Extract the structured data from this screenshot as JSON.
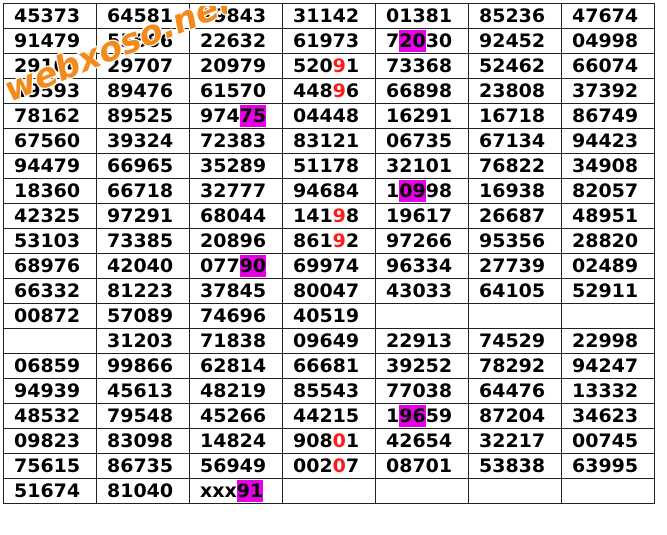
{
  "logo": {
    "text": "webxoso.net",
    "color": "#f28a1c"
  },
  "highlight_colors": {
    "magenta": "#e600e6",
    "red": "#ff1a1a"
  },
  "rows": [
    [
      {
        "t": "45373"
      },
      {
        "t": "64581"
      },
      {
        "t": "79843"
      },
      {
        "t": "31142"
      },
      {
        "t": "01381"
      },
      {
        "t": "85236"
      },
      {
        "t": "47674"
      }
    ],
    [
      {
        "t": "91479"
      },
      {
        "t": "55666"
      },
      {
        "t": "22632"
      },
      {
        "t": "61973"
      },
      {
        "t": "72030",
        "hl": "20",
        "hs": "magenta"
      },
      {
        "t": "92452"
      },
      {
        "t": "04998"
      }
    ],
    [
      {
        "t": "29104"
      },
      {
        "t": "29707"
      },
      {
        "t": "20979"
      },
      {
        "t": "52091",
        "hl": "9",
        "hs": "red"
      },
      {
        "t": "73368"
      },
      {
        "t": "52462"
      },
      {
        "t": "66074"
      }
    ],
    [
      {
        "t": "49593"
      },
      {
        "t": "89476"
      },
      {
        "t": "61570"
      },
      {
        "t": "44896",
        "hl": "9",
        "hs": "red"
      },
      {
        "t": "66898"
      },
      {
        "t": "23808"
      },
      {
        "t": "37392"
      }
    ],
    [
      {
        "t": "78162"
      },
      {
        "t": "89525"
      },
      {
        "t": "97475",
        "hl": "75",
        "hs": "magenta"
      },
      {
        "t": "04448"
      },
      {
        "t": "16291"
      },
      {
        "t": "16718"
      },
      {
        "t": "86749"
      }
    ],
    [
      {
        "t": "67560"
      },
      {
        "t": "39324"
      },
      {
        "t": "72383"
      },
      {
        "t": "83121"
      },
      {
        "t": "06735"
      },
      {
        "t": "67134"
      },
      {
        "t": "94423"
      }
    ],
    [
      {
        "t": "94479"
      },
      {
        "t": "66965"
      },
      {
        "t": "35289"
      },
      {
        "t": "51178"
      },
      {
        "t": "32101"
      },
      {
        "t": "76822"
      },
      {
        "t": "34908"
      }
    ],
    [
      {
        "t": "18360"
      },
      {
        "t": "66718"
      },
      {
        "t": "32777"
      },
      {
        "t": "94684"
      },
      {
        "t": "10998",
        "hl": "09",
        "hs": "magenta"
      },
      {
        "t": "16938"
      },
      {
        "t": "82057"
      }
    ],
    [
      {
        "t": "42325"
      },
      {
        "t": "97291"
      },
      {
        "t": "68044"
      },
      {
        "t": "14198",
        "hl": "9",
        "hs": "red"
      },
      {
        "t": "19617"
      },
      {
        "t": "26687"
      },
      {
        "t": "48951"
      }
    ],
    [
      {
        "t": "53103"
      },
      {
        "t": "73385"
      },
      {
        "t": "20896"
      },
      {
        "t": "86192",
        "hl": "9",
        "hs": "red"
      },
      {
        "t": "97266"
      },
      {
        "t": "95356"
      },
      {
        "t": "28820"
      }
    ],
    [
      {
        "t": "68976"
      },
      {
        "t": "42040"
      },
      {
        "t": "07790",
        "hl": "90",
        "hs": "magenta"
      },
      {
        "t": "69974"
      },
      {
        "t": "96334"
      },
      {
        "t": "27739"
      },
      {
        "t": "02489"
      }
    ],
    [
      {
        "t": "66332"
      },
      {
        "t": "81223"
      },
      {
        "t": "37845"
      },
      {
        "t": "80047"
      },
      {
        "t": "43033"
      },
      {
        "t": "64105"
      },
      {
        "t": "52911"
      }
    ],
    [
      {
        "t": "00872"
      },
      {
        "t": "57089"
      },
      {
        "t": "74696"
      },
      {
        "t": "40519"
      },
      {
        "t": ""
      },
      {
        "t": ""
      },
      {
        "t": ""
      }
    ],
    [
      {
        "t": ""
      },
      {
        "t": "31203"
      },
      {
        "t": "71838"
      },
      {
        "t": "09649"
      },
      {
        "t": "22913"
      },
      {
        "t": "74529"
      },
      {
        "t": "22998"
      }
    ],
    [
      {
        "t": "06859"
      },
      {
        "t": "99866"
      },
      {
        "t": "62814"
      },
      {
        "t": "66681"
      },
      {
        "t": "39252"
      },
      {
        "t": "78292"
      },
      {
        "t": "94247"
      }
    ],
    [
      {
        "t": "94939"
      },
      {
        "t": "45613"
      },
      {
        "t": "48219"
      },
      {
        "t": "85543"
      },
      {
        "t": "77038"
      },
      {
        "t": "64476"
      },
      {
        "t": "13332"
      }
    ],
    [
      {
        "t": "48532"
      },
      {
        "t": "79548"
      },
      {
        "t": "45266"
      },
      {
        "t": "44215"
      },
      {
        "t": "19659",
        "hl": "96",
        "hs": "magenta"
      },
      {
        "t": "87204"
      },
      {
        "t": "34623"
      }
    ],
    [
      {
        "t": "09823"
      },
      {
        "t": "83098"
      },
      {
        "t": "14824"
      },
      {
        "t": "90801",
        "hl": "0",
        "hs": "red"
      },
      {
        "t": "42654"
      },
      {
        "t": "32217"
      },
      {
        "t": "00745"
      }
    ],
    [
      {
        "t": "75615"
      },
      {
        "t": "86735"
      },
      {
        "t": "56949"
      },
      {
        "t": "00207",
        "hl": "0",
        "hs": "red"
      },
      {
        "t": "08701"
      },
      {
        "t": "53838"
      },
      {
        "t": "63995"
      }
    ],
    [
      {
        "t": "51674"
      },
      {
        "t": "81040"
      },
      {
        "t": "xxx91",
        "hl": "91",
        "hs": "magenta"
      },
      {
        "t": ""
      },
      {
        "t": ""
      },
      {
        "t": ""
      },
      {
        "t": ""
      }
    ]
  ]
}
...
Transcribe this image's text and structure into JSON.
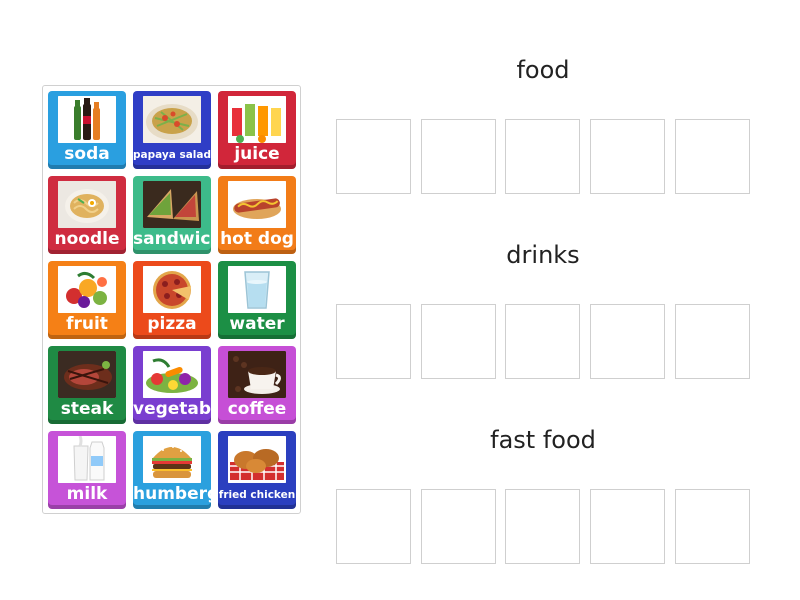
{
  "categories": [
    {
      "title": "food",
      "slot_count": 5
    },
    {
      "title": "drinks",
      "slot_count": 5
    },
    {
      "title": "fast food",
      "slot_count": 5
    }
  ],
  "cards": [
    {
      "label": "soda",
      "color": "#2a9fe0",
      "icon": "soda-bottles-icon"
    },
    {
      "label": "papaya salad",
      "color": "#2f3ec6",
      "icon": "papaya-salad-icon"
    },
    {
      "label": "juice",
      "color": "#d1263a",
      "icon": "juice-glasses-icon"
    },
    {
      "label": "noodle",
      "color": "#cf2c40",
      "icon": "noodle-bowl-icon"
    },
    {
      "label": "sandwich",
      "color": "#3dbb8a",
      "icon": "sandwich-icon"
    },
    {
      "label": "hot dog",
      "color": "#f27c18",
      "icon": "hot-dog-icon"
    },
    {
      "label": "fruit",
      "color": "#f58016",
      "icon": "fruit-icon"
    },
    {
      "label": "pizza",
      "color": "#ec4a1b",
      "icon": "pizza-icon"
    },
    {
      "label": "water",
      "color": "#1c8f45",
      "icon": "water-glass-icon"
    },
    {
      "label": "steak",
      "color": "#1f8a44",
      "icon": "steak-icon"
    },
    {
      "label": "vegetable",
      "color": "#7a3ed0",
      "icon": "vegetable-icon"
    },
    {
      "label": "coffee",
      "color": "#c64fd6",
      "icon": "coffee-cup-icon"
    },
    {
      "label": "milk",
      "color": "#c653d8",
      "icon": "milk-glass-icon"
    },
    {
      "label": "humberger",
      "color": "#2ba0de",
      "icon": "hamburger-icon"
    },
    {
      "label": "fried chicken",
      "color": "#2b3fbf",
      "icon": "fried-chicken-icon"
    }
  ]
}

**WHAT IS EXPECTED**
Show the lines of the data that hold the word "chicken".

**EXPECTED ANSWER**
      "label": "fried chicken",
      "icon": "fried-chicken-icon"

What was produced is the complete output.